-- Begin --

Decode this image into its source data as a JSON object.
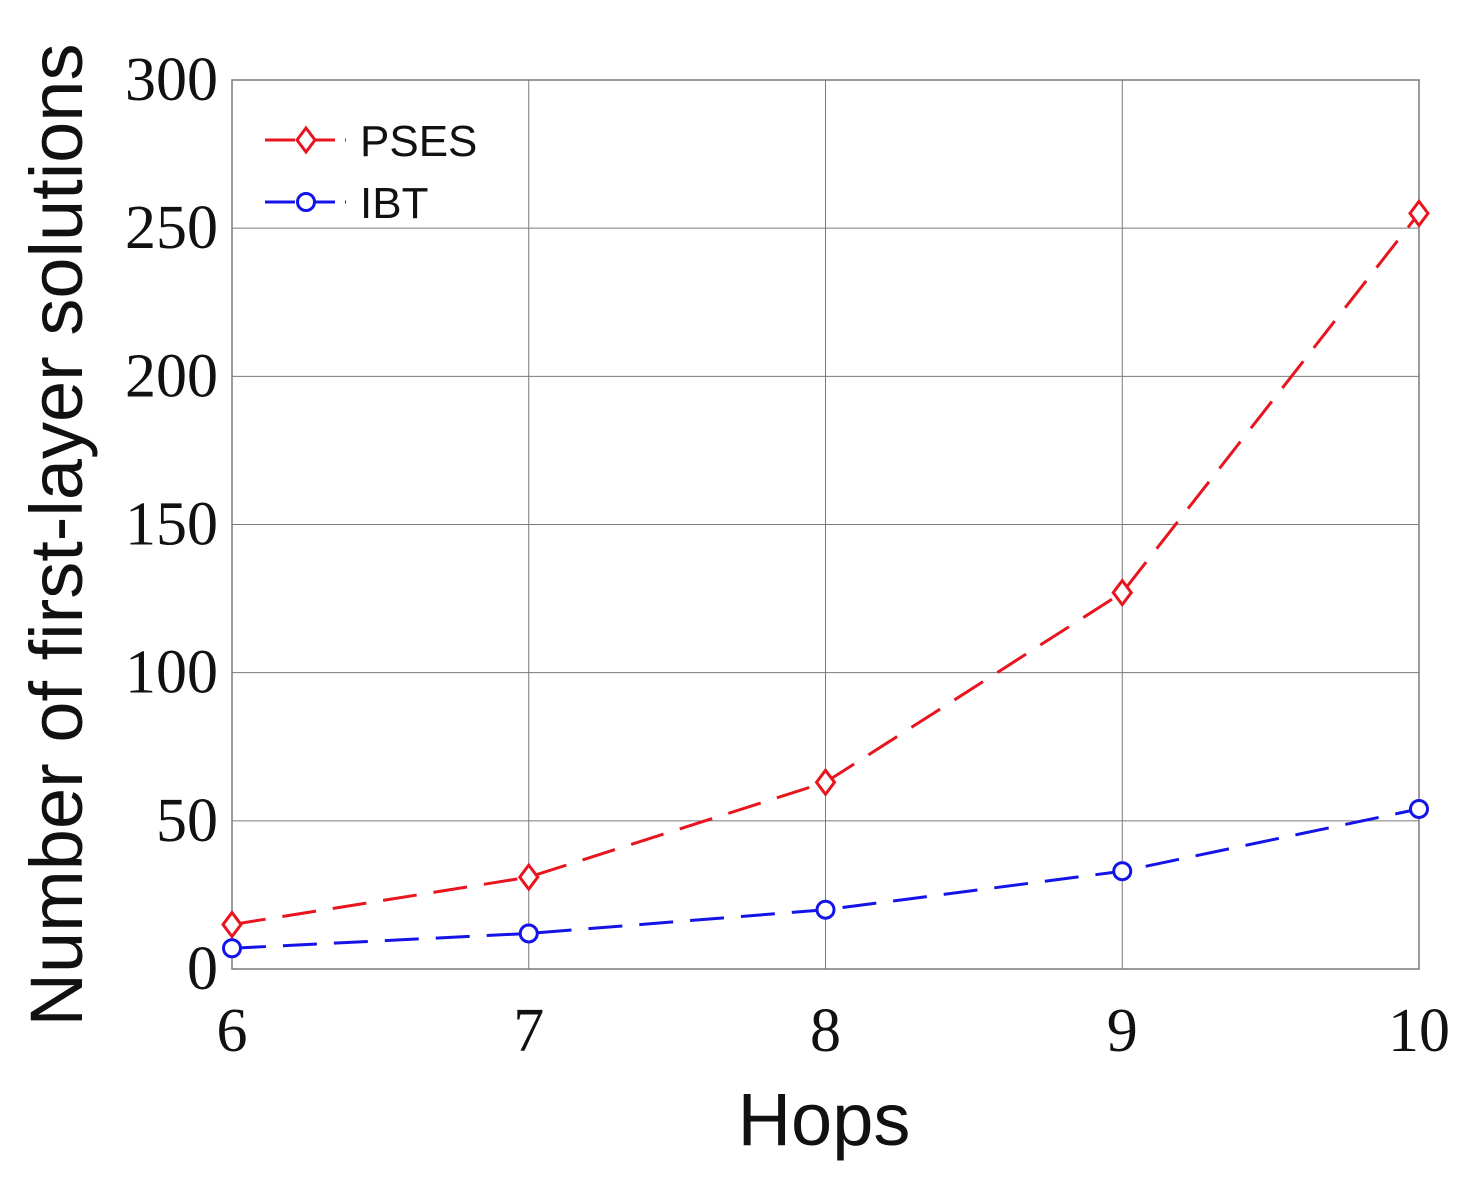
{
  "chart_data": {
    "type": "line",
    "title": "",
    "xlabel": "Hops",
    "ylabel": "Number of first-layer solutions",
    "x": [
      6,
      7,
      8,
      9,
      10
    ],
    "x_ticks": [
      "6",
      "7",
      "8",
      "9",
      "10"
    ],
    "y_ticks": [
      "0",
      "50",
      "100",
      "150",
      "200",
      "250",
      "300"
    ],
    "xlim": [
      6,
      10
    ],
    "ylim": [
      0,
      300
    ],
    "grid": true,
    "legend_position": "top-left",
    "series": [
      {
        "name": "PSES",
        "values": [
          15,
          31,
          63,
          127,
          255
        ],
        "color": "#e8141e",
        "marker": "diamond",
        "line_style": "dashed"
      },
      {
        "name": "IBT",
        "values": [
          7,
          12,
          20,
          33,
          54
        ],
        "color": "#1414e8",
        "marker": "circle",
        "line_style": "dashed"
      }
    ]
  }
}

-- End --

Return each line of the data, keeping its wording exact and omitting pictures.

## ANSWER FOR THE TASK
Decode this image into its source data as a JSON object.
{
  "chart_data": {
    "type": "line",
    "title": "",
    "xlabel": "Hops",
    "ylabel": "Number of first-layer solutions",
    "x": [
      6,
      7,
      8,
      9,
      10
    ],
    "x_ticks": [
      "6",
      "7",
      "8",
      "9",
      "10"
    ],
    "y_ticks": [
      "0",
      "50",
      "100",
      "150",
      "200",
      "250",
      "300"
    ],
    "xlim": [
      6,
      10
    ],
    "ylim": [
      0,
      300
    ],
    "grid": true,
    "legend_position": "top-left",
    "series": [
      {
        "name": "PSES",
        "values": [
          15,
          31,
          63,
          127,
          255
        ],
        "color": "#e8141e",
        "marker": "diamond",
        "line_style": "dashed"
      },
      {
        "name": "IBT",
        "values": [
          7,
          12,
          20,
          33,
          54
        ],
        "color": "#1414e8",
        "marker": "circle",
        "line_style": "dashed"
      }
    ]
  }
}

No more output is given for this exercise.